- TASK STATEMENT:
Report the number of lines where the string "content" occurs, and write nothing else.

=== RECORDS PROVIDED ===

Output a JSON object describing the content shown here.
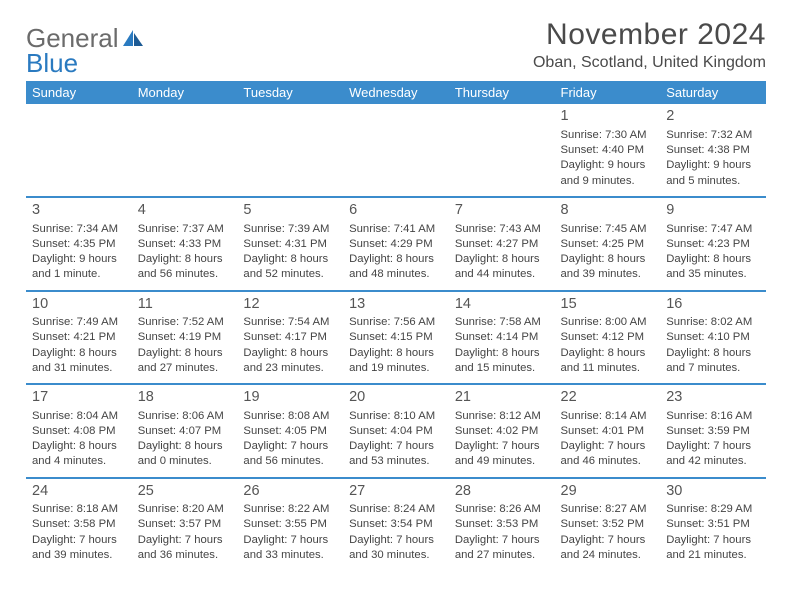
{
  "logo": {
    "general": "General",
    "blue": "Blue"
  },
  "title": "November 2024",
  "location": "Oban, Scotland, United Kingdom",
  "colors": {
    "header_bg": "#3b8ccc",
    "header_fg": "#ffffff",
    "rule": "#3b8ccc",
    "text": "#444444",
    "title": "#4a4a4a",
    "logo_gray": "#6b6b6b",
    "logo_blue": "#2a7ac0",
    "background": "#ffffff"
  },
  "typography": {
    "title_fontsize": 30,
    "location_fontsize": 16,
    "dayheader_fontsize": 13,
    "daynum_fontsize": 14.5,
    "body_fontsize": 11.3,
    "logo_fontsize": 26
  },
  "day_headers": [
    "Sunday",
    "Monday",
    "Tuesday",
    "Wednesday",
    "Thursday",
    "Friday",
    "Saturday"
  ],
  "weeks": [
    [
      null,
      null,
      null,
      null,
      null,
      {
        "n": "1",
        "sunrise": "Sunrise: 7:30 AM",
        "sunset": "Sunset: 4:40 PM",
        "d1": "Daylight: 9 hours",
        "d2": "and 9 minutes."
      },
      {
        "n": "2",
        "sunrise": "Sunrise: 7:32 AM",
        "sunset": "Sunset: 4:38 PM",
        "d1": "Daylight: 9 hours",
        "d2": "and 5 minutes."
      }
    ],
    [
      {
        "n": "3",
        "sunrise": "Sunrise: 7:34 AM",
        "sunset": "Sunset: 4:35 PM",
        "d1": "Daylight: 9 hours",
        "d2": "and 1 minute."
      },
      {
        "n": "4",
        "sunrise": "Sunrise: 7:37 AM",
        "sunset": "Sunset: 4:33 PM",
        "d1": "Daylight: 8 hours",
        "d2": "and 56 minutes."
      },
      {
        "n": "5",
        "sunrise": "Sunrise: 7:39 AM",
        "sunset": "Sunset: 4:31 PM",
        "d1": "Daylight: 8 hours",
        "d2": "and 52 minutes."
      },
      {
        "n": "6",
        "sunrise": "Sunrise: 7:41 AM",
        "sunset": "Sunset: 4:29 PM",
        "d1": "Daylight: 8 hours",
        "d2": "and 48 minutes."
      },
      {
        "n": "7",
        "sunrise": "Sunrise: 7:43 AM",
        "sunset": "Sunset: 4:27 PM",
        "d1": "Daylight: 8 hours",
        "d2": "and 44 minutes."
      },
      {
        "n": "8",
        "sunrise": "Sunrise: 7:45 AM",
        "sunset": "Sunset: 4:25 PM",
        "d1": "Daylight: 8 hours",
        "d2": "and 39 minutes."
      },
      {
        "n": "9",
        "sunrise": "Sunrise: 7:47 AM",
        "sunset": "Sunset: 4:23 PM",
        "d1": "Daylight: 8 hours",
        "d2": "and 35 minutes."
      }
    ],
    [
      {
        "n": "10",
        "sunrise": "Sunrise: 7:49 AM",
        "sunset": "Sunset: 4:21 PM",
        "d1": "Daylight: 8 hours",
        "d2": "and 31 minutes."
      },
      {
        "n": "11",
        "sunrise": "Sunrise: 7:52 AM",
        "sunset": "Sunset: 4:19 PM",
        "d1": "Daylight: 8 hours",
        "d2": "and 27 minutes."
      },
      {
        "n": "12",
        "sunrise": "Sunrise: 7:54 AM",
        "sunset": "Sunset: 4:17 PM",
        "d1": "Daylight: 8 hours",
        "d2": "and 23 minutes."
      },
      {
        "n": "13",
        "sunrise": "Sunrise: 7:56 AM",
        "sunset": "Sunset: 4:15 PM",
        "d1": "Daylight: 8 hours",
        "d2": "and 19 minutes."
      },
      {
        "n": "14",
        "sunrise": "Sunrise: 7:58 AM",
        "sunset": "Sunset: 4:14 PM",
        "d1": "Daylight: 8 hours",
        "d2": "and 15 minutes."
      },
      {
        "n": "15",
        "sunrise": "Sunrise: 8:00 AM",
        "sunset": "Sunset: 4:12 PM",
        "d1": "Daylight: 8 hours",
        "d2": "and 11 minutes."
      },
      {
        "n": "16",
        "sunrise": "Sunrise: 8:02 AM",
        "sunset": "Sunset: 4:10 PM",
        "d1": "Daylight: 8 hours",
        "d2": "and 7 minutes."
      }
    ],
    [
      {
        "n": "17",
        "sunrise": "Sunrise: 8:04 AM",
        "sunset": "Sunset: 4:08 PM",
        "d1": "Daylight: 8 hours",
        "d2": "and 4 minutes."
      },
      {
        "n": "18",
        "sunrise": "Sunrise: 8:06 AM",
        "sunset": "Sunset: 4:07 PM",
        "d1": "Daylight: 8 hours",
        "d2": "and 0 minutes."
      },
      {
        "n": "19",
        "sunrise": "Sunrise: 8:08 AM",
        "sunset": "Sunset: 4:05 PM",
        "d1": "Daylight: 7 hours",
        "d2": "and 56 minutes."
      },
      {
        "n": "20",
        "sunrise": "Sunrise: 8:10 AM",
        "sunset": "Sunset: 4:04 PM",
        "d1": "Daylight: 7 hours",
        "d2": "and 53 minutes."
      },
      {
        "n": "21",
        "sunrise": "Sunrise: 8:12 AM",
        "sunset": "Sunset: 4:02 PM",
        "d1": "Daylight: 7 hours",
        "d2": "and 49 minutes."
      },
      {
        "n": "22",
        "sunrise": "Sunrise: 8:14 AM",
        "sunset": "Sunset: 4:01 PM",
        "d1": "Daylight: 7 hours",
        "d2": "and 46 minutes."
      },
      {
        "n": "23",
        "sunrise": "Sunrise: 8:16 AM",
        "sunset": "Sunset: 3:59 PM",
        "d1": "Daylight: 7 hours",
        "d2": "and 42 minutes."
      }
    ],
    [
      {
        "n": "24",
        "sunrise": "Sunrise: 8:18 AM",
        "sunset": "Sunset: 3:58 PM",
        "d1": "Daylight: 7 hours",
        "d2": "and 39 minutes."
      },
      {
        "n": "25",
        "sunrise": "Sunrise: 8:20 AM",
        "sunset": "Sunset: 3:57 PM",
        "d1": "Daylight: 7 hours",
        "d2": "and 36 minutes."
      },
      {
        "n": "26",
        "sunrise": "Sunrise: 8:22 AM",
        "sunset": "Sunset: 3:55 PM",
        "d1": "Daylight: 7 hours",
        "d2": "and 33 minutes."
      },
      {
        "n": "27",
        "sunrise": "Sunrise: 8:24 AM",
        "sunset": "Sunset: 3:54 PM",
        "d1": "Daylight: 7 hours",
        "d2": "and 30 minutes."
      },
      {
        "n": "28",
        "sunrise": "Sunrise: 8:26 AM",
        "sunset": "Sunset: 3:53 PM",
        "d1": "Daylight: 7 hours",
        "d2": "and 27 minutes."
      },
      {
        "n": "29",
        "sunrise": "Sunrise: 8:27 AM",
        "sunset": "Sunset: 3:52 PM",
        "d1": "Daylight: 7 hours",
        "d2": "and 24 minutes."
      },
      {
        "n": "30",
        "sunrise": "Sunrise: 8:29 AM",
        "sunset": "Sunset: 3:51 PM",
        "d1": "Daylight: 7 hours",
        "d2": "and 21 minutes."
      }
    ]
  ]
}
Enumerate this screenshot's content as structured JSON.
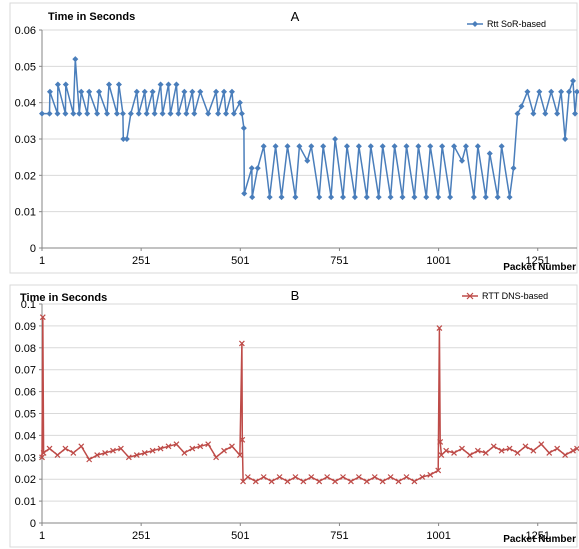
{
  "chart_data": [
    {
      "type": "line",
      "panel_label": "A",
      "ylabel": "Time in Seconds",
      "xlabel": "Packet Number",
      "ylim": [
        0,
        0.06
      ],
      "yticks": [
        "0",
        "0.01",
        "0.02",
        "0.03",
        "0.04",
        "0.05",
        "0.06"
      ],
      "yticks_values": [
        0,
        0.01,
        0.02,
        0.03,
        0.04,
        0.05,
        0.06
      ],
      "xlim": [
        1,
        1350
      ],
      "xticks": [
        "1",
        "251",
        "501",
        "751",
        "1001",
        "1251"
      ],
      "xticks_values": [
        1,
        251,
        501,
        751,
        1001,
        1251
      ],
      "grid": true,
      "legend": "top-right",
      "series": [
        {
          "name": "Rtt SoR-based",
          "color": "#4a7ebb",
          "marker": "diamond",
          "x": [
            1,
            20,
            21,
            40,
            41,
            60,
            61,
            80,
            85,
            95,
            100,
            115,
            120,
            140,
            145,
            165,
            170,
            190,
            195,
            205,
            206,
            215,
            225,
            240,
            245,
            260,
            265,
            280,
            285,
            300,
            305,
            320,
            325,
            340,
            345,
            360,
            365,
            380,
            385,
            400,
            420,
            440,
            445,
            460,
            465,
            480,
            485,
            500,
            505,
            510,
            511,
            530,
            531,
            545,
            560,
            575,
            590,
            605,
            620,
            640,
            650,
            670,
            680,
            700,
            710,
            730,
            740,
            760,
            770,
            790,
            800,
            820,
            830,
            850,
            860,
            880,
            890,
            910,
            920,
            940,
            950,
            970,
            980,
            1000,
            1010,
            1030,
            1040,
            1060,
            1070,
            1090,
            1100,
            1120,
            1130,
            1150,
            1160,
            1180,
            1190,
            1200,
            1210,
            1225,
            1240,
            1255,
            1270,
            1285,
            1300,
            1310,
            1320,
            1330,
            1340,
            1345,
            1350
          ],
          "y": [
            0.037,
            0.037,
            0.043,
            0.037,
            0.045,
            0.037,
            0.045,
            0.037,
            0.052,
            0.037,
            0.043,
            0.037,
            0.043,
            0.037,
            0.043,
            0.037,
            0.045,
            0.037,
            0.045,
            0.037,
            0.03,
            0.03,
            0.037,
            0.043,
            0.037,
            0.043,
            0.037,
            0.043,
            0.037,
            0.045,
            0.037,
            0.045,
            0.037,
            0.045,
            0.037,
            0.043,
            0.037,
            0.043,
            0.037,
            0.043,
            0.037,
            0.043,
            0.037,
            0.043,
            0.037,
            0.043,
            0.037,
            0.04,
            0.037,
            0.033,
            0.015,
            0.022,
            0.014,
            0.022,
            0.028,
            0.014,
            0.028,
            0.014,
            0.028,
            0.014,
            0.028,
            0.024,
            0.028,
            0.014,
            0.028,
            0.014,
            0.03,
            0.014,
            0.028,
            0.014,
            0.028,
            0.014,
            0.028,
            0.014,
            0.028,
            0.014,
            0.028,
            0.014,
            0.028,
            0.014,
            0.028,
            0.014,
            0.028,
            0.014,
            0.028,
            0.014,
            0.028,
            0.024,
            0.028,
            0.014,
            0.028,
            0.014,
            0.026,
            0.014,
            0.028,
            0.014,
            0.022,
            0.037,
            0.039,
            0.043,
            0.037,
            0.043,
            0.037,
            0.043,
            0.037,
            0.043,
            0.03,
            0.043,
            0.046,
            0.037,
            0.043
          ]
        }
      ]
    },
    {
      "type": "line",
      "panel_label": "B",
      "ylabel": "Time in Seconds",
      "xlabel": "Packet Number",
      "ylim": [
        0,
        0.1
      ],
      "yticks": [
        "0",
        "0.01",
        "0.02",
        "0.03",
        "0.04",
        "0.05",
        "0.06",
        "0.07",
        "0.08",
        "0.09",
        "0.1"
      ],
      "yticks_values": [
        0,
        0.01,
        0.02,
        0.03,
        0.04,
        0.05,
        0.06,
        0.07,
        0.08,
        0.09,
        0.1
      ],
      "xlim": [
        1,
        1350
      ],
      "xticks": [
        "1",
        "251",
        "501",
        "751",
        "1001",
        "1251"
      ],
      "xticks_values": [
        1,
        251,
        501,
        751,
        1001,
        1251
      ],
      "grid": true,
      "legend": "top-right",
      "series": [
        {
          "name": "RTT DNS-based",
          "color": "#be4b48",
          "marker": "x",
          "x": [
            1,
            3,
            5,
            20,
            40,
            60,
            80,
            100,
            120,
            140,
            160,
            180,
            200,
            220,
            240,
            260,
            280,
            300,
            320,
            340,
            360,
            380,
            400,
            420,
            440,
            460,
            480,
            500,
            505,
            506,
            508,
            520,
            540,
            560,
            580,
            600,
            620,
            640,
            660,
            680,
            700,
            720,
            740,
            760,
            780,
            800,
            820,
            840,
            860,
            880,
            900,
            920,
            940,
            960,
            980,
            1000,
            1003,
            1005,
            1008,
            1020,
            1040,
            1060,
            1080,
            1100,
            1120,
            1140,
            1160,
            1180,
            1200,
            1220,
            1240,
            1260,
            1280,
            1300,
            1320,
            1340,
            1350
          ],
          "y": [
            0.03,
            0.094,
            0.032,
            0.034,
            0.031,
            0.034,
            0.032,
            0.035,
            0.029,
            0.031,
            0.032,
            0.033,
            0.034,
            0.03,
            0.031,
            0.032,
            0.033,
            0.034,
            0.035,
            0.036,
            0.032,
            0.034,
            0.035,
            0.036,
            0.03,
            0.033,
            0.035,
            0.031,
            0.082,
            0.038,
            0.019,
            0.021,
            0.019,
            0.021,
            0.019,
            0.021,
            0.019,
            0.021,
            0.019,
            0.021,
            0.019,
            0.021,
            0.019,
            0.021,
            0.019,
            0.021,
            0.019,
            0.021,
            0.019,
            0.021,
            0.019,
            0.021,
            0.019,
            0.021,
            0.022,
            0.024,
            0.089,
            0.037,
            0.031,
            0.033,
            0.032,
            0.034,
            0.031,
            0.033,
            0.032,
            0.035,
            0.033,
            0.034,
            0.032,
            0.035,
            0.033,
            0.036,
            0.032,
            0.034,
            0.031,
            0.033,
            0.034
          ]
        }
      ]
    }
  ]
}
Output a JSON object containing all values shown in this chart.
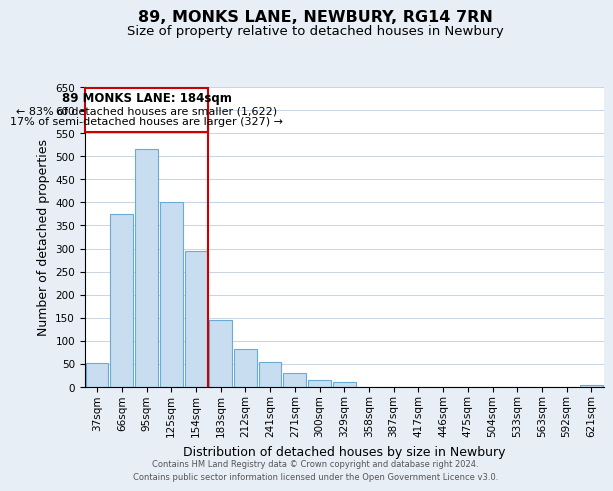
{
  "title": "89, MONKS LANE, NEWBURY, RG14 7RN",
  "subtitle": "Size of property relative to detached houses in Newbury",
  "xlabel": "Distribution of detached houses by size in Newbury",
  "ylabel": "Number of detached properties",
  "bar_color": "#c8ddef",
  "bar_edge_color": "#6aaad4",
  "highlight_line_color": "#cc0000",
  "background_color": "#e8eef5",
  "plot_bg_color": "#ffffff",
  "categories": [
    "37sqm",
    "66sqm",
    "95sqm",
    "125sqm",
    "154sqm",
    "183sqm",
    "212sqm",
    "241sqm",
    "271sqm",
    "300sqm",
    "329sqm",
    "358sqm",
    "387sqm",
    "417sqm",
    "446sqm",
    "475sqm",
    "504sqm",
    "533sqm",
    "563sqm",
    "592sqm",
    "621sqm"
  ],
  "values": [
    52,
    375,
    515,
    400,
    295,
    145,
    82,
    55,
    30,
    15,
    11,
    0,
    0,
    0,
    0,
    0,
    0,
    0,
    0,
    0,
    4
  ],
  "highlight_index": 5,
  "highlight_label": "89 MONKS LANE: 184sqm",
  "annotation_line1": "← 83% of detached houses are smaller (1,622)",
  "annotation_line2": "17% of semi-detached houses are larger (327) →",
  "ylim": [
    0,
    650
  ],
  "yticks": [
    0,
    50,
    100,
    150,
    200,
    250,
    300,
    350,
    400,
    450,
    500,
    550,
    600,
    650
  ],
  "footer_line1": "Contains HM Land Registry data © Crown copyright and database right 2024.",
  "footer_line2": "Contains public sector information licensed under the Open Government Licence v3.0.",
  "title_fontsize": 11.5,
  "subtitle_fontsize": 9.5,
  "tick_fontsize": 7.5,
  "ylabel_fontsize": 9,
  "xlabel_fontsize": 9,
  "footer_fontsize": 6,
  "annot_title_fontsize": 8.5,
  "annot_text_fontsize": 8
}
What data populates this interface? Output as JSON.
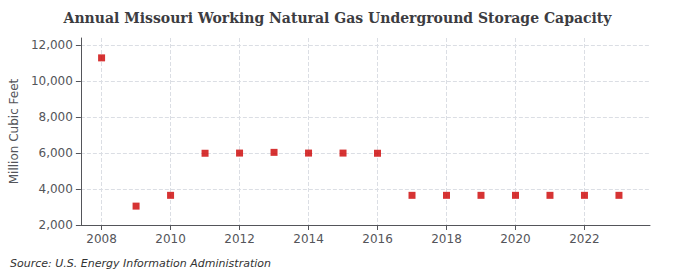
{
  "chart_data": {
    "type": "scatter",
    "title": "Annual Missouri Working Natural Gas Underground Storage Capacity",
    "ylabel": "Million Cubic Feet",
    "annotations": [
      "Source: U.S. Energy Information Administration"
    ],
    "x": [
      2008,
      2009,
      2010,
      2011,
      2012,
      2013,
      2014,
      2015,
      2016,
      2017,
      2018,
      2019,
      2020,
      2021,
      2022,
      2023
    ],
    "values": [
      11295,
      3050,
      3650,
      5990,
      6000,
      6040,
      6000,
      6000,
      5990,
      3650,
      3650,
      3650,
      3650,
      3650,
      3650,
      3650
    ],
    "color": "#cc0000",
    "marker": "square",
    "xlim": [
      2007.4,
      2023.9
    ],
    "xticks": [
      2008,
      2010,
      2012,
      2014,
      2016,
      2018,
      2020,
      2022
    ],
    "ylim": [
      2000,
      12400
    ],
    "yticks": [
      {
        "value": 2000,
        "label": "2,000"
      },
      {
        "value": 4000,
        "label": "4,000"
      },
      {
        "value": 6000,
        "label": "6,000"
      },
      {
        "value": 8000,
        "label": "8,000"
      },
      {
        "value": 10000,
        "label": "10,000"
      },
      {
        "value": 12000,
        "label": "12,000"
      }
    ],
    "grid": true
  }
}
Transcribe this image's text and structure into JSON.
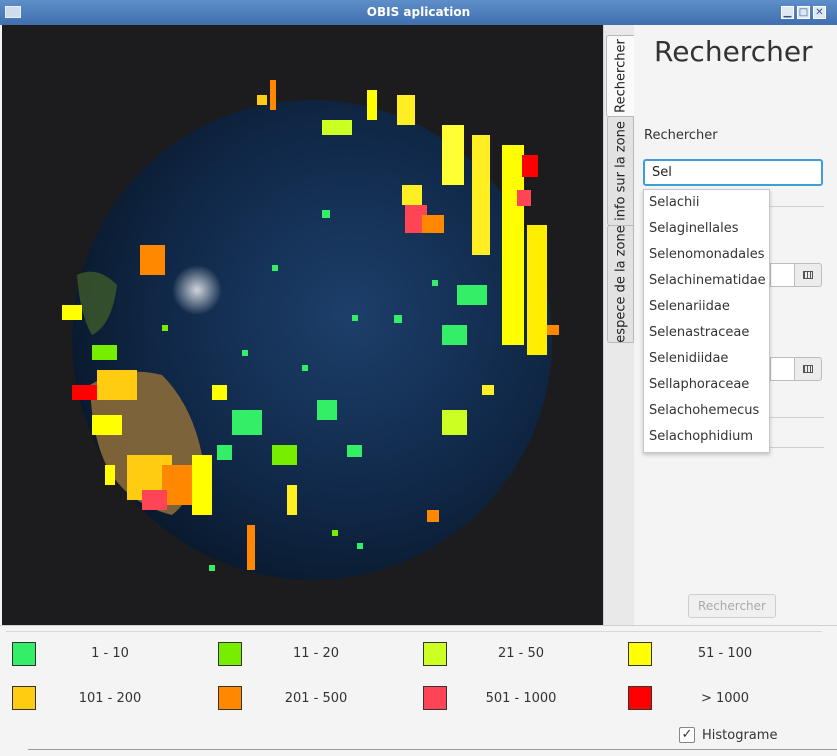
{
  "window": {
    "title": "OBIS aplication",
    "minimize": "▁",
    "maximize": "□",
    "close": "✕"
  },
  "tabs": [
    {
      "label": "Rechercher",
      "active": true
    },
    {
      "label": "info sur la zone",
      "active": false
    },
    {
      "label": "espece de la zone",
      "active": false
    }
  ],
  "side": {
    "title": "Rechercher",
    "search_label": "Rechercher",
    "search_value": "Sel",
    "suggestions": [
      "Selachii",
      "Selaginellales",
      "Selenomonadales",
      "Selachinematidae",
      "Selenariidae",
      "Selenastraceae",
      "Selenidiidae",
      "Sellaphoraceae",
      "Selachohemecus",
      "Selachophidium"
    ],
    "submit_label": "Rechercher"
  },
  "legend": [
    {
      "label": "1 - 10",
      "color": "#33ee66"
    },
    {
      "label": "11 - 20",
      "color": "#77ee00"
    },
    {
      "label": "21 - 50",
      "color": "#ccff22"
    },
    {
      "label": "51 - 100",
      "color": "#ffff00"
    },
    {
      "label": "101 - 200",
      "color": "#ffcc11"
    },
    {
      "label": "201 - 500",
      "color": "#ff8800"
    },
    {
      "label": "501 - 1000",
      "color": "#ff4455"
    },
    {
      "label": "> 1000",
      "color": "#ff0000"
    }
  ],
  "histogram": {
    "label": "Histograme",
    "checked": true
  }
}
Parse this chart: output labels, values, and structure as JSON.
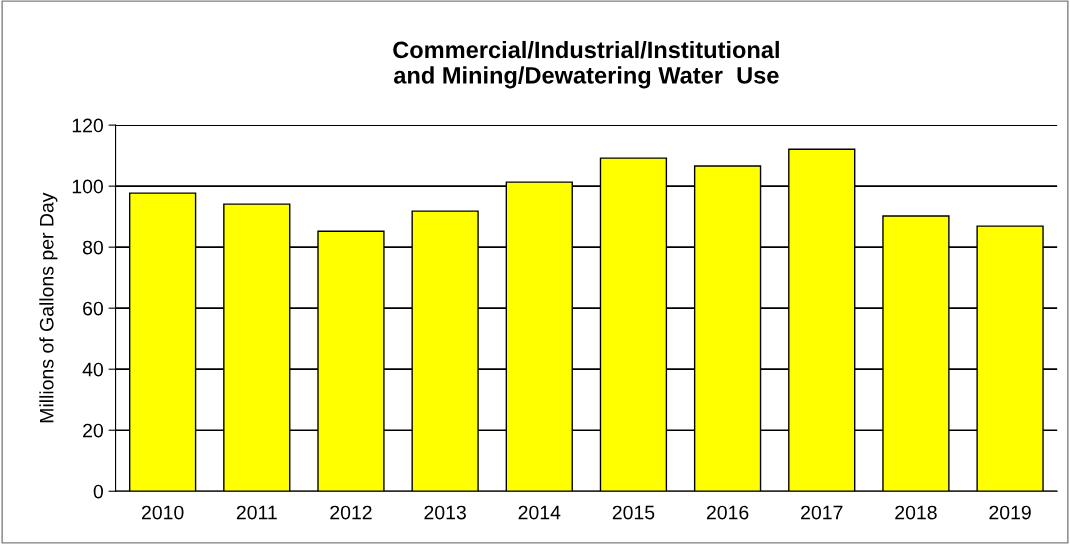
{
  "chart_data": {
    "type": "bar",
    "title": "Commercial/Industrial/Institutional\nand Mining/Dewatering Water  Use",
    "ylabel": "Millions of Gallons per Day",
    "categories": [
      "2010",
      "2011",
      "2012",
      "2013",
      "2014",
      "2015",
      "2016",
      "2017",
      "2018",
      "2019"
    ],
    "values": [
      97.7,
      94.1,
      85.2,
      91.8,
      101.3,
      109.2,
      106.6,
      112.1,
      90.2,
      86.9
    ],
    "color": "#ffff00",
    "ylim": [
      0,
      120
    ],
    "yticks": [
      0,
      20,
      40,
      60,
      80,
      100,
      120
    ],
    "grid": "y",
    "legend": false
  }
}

===

- SOLUTION TO THE PROBLEM:
2